Count lines, not occurrences: report how many lines in the records hold the string "humour", and nothing else.

**Working data**
---------------
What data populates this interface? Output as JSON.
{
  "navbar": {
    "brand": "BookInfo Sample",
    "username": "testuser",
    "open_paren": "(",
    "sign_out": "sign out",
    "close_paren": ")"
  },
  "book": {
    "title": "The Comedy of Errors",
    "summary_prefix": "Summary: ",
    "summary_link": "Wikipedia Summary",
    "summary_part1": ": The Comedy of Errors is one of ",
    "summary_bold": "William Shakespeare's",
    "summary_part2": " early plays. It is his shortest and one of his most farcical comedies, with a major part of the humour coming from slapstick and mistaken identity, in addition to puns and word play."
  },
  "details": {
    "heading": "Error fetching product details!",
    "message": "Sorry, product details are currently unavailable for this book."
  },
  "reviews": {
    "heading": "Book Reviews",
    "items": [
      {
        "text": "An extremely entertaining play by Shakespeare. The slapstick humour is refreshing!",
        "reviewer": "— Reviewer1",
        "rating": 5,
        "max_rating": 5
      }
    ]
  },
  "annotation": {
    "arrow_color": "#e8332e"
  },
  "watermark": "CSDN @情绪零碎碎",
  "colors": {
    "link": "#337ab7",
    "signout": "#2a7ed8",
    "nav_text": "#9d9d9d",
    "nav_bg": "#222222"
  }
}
---------------
**Full output**
2